[Given task]
Copy the listing below word for word, from its first line up to and including the line with "x-tick-label: 0.8 [580,540,605,560]".

[Data items]

** Start **

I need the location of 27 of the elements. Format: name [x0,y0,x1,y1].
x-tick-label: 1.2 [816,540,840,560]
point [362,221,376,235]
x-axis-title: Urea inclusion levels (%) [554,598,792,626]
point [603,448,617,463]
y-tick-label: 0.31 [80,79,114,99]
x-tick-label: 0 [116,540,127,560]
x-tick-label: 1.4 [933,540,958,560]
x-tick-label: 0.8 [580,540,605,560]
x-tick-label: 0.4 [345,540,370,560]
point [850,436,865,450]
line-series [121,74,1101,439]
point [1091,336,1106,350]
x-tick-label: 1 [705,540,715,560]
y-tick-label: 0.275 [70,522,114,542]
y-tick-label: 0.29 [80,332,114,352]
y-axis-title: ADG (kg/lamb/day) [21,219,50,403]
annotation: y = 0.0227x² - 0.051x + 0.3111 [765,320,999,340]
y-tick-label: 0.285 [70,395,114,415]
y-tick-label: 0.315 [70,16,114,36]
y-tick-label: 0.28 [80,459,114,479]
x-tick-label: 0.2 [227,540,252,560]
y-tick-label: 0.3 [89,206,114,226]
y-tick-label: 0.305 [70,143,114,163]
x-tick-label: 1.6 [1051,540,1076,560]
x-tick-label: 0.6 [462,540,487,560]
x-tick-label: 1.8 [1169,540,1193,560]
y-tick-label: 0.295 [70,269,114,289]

** End **

[Completed exercise]
I need the location of 27 of the elements. Format: name [x0,y0,x1,y1].
x-tick-label: 1.2 [816,540,840,560]
point [362,221,376,235]
x-axis-title: Urea inclusion levels (%) [554,598,792,626]
point [603,448,617,463]
y-tick-label: 0.31 [80,79,114,99]
x-tick-label: 0 [116,540,127,560]
x-tick-label: 1.4 [933,540,958,560]
x-tick-label: 0.8 [580,540,605,560]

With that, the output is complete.